Prompt →
Transcribe the full listing below exactly.

Records for processing →
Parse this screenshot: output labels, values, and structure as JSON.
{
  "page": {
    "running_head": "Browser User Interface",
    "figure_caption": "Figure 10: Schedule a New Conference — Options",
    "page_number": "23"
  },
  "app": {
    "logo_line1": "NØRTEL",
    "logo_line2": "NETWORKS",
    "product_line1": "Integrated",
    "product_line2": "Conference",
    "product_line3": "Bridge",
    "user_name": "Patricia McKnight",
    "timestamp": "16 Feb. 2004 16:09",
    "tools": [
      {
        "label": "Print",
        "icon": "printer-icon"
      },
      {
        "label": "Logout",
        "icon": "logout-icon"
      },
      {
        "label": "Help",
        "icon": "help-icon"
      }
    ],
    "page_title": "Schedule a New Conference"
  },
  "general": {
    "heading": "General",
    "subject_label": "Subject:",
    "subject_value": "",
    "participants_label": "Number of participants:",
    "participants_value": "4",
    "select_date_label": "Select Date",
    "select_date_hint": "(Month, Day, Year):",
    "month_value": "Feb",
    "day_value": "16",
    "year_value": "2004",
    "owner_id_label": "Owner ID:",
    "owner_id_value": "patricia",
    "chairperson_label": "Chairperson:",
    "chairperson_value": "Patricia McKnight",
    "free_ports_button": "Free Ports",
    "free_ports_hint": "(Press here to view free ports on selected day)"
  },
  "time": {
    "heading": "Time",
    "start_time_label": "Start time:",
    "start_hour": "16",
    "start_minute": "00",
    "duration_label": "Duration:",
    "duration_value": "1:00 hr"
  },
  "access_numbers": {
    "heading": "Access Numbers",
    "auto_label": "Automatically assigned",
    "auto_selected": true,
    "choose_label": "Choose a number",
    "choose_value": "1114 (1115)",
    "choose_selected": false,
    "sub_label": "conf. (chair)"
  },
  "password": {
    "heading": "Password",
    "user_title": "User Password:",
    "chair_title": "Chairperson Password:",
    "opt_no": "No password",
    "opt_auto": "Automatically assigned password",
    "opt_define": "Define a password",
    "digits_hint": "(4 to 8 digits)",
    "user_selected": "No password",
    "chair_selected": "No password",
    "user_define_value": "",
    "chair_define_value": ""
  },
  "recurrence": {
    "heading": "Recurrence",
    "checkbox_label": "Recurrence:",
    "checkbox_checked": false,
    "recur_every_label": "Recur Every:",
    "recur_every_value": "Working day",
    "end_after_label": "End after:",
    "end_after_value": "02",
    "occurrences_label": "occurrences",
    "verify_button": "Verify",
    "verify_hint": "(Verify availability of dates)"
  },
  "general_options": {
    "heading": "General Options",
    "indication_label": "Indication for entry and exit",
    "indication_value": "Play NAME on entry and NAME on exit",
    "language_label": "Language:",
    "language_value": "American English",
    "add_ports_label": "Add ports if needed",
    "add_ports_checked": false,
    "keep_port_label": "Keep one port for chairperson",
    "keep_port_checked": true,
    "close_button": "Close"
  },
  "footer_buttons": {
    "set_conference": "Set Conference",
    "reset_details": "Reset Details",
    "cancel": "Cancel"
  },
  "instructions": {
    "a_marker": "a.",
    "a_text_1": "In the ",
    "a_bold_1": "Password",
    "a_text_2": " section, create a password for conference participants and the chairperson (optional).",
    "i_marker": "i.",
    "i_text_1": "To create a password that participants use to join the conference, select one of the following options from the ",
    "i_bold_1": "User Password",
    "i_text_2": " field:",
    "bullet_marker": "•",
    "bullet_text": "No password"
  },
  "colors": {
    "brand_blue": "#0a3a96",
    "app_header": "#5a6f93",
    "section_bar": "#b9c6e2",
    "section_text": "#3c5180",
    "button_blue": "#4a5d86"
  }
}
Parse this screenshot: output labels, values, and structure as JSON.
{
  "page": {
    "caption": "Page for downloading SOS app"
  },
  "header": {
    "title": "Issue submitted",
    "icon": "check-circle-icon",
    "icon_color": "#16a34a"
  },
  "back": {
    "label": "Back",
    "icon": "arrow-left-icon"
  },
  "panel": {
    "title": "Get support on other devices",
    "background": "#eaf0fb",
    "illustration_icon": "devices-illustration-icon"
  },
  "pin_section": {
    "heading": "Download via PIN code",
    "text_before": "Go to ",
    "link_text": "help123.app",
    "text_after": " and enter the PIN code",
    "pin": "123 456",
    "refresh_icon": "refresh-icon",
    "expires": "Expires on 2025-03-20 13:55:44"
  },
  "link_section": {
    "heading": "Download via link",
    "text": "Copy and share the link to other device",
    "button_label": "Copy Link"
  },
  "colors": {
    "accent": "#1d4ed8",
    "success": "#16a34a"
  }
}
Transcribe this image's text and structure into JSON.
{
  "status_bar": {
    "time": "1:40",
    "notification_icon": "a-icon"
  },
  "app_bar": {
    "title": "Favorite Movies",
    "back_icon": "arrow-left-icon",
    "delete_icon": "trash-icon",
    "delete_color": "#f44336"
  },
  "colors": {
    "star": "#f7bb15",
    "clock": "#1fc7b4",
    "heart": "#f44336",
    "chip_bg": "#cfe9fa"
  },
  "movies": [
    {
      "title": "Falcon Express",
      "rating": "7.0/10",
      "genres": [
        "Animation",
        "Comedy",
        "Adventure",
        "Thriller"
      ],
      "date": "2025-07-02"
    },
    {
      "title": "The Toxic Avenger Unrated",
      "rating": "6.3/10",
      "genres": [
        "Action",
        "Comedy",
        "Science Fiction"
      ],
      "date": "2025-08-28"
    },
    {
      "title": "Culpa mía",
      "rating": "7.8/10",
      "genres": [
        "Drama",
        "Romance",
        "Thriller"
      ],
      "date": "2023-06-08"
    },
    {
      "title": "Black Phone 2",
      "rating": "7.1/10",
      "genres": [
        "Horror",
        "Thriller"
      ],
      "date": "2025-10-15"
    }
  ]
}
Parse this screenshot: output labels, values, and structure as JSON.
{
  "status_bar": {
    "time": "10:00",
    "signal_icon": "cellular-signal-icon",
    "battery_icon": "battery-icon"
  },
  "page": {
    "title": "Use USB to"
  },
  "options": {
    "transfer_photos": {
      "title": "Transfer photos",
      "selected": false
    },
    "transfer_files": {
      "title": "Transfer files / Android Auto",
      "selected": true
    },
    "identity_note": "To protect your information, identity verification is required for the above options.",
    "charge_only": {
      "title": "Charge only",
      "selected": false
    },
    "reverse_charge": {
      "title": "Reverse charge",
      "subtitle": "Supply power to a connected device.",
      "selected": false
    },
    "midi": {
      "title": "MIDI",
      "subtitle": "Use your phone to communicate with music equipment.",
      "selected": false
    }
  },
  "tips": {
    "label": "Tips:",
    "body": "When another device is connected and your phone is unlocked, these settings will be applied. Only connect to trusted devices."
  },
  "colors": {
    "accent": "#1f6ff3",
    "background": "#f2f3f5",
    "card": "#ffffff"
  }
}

Written answer →
Parse this screenshot: output labels, values, and structure as JSON.
{
  "page": {
    "running_head": "Browser User Interface",
    "figure_caption": "Figure 10: Schedule a New Conference — Options",
    "page_number": "23"
  },
  "app": {
    "logo_line1": "NØRTEL",
    "logo_line2": "NETWORKS",
    "product_line1": "Integrated",
    "product_line2": "Conference",
    "product_line3": "Bridge",
    "user_name": "Patricia McKnight",
    "timestamp": "16 Feb. 2004 16:09",
    "tools": [
      {
        "label": "Print",
        "icon": "printer-icon"
      },
      {
        "label": "Logout",
        "icon": "logout-icon"
      },
      {
        "label": "Help",
        "icon": "help-icon"
      }
    ],
    "page_title": "Schedule a New Conference"
  },
  "general": {
    "heading": "General",
    "subject_label": "Subject:",
    "subject_value": "",
    "participants_label": "Number of participants:",
    "participants_value": "4",
    "select_date_label": "Select Date",
    "select_date_hint": "(Month, Day, Year):",
    "month_value": "Feb",
    "day_value": "16",
    "year_value": "2004",
    "owner_id_label": "Owner ID:",
    "owner_id_value": "patricia",
    "chairperson_label": "Chairperson:",
    "chairperson_value": "Patricia McKnight",
    "free_ports_button": "Free Ports",
    "free_ports_hint": "(Press here to view free ports on selected day)"
  },
  "time": {
    "heading": "Time",
    "start_time_label": "Start time:",
    "start_hour": "16",
    "start_minute": "00",
    "duration_label": "Duration:",
    "duration_value": "1:00 hr"
  },
  "access_numbers": {
    "heading": "Access Numbers",
    "auto_label": "Automatically assigned",
    "auto_selected": true,
    "choose_label": "Choose a number",
    "choose_value": "1114 (1115)",
    "choose_selected": false,
    "sub_label": "conf. (chair)"
  },
  "password": {
    "heading": "Password",
    "user_title": "User Password:",
    "chair_title": "Chairperson Password:",
    "opt_no": "No password",
    "opt_auto": "Automatically assigned password",
    "opt_define": "Define a password",
    "digits_hint": "(4 to 8 digits)",
    "user_selected": "No password",
    "chair_selected": "No password",
    "user_define_value": "",
    "chair_define_value": ""
  },
  "recurrence": {
    "heading": "Recurrence",
    "checkbox_label": "Recurrence:",
    "checkbox_checked": false,
    "recur_every_label": "Recur Every:",
    "recur_every_value": "Working day",
    "end_after_label": "End after:",
    "end_after_value": "02",
    "occurrences_label": "occurrences",
    "verify_button": "Verify",
    "verify_hint": "(Verify availability of dates)"
  },
  "general_options": {
    "heading": "General Options",
    "indication_label": "Indication for entry and exit",
    "indication_value": "Play NAME on entry and NAME on exit",
    "language_label": "Language:",
    "language_value": "American English",
    "add_ports_label": "Add ports if needed",
    "add_ports_checked": false,
    "keep_port_label": "Keep one port for chairperson",
    "keep_port_checked": true,
    "close_button": "Close"
  },
  "footer_buttons": {
    "set_conference": "Set Conference",
    "reset_details": "Reset Details",
    "cancel": "Cancel"
  },
  "instructions": {
    "a_marker": "a.",
    "a_text_1": "In the ",
    "a_bold_1": "Password",
    "a_text_2": " section, create a password for conference participants and the chairperson (optional).",
    "i_marker": "i.",
    "i_text_1": "To create a password that participants use to join the conference, select one of the following options from the ",
    "i_bold_1": "User Password",
    "i_text_2": " field:",
    "bullet_marker": "•",
    "bullet_text": "No password"
  },
  "colors": {
    "brand_blue": "#0a3a96",
    "app_header": "#5a6f93",
    "section_bar": "#b9c6e2",
    "section_text": "#3c5180",
    "button_blue": "#4a5d86"
  }
}
Parse this screenshot: output labels, values, and structure as JSON.
{
  "page": {
    "caption": "Page for downloading SOS app"
  },
  "header": {
    "title": "Issue submitted",
    "icon": "check-circle-icon",
    "icon_color": "#16a34a"
  },
  "back": {
    "label": "Back",
    "icon": "arrow-left-icon"
  },
  "panel": {
    "title": "Get support on other devices",
    "background": "#eaf0fb",
    "illustration_icon": "devices-illustration-icon"
  },
  "pin_section": {
    "heading": "Download via PIN code",
    "text_before": "Go to ",
    "link_text": "help123.app",
    "text_after": " and enter the PIN code",
    "pin": "123 456",
    "refresh_icon": "refresh-icon",
    "expires": "Expires on 2025-03-20 13:55:44"
  },
  "link_section": {
    "heading": "Download via link",
    "text": "Copy and share the link to other device",
    "button_label": "Copy Link"
  },
  "colors": {
    "accent": "#1d4ed8",
    "success": "#16a34a"
  }
}
Transcribe this image's text and structure into JSON.
{
  "status_bar": {
    "time": "1:40",
    "notification_icon": "a-icon"
  },
  "app_bar": {
    "title": "Favorite Movies",
    "back_icon": "arrow-left-icon",
    "delete_icon": "trash-icon",
    "delete_color": "#f44336"
  },
  "colors": {
    "star": "#f7bb15",
    "clock": "#1fc7b4",
    "heart": "#f44336",
    "chip_bg": "#cfe9fa"
  },
  "movies": [
    {
      "title": "Falcon Express",
      "rating": "7.0/10",
      "genres": [
        "Animation",
        "Comedy",
        "Adventure",
        "Thriller"
      ],
      "date": "2025-07-02"
    },
    {
      "title": "The Toxic Avenger Unrated",
      "rating": "6.3/10",
      "genres": [
        "Action",
        "Comedy",
        "Science Fiction"
      ],
      "date": "2025-08-28"
    },
    {
      "title": "Culpa mía",
      "rating": "7.8/10",
      "genres": [
        "Drama",
        "Romance",
        "Thriller"
      ],
      "date": "2023-06-08"
    },
    {
      "title": "Black Phone 2",
      "rating": "7.1/10",
      "genres": [
        "Horror",
        "Thriller"
      ],
      "date": "2025-10-15"
    }
  ]
}
Parse this screenshot: output labels, values, and structure as JSON.
{
  "status_bar": {
    "time": "10:00",
    "signal_icon": "cellular-signal-icon",
    "battery_icon": "battery-icon"
  },
  "page": {
    "title": "Use USB to"
  },
  "options": {
    "transfer_photos": {
      "title": "Transfer photos",
      "selected": false
    },
    "transfer_files": {
      "title": "Transfer files / Android Auto",
      "selected": true
    },
    "identity_note": "To protect your information, identity verification is required for the above options.",
    "charge_only": {
      "title": "Charge only",
      "selected": false
    },
    "reverse_charge": {
      "title": "Reverse charge",
      "subtitle": "Supply power to a connected device.",
      "selected": false
    },
    "midi": {
      "title": "MIDI",
      "subtitle": "Use your phone to communicate with music equipment.",
      "selected": false
    }
  },
  "tips": {
    "label": "Tips:",
    "body": "When another device is connected and your phone is unlocked, these settings will be applied. Only connect to trusted devices."
  },
  "colors": {
    "accent": "#1f6ff3",
    "background": "#f2f3f5",
    "card": "#ffffff"
  }
}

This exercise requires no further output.